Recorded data
##########

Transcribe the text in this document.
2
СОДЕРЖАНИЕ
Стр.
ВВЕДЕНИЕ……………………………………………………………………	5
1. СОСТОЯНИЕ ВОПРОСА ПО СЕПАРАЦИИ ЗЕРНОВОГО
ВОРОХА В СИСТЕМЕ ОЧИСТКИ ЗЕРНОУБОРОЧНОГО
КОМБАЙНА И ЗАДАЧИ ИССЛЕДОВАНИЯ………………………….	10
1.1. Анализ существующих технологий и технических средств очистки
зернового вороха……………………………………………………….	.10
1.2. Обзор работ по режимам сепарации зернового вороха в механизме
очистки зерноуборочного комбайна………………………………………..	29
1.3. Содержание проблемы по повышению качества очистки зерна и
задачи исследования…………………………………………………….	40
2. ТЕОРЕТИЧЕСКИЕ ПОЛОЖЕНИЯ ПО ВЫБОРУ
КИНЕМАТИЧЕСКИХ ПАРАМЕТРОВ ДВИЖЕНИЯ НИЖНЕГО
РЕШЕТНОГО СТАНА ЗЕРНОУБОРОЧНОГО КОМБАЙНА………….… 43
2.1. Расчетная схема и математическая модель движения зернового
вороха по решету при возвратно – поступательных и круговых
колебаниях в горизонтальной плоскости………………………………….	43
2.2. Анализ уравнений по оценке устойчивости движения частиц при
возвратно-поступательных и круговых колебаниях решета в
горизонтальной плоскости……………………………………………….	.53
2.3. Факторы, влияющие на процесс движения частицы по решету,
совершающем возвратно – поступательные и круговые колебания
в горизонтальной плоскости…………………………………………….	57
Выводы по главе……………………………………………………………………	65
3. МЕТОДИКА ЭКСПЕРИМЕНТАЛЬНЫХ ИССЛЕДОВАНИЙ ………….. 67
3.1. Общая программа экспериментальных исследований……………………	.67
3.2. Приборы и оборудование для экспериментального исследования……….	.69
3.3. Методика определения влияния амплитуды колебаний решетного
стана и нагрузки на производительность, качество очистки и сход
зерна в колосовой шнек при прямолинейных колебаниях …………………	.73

##########

- [DIRECTIONS]
Transcribe all of the entries without altering anything.

- [COMPLETE OUTPUT]
Transcribe the text in this document.
2
СОДЕРЖАНИЕ
Стр.
ВВЕДЕНИЕ……………………………………………………………………	5
1. СОСТОЯНИЕ ВОПРОСА ПО СЕПАРАЦИИ ЗЕРНОВОГО
ВОРОХА В СИСТЕМЕ ОЧИСТКИ ЗЕРНОУБОРОЧНОГО
КОМБАЙНА И ЗАДАЧИ ИССЛЕДОВАНИЯ………………………….	10
1.1. Анализ существующих технологий и технических средств очистки
зернового вороха……………………………………………………….	.10
1.2. Обзор работ по режимам сепарации зернового вороха в механизме
очистки зерноуборочного комбайна………………………………………..	29
1.3. Содержание проблемы по повышению качества очистки зерна и
задачи исследования…………………………………………………….	40
2. ТЕОРЕТИЧЕСКИЕ ПОЛОЖЕНИЯ ПО ВЫБОРУ
КИНЕМАТИЧЕСКИХ ПАРАМЕТРОВ ДВИЖЕНИЯ НИЖНЕГО
РЕШЕТНОГО СТАНА ЗЕРНОУБОРОЧНОГО КОМБАЙНА………….… 43
2.1. Расчетная схема и математическая модель движения зернового
вороха по решету при возвратно – поступательных и круговых
колебаниях в горизонтальной плоскости………………………………….	43
2.2. Анализ уравнений по оценке устойчивости движения частиц при
возвратно-поступательных и круговых колебаниях решета в
горизонтальной плоскости……………………………………………….	.53
2.3. Факторы, влияющие на процесс движения частицы по решету,
совершающем возвратно – поступательные и круговые колебания
в горизонтальной плоскости…………………………………………….	57
Выводы по главе……………………………………………………………………	65
3. МЕТОДИКА ЭКСПЕРИМЕНТАЛЬНЫХ ИССЛЕДОВАНИЙ ………….. 67
3.1. Общая программа экспериментальных исследований……………………	.67
3.2. Приборы и оборудование для экспериментального исследования……….	.69
3.3. Методика определения влияния амплитуды колебаний решетного
стана и нагрузки на производительность, качество очистки и сход
зерна в колосовой шнек при прямолинейных колебаниях …………………	.73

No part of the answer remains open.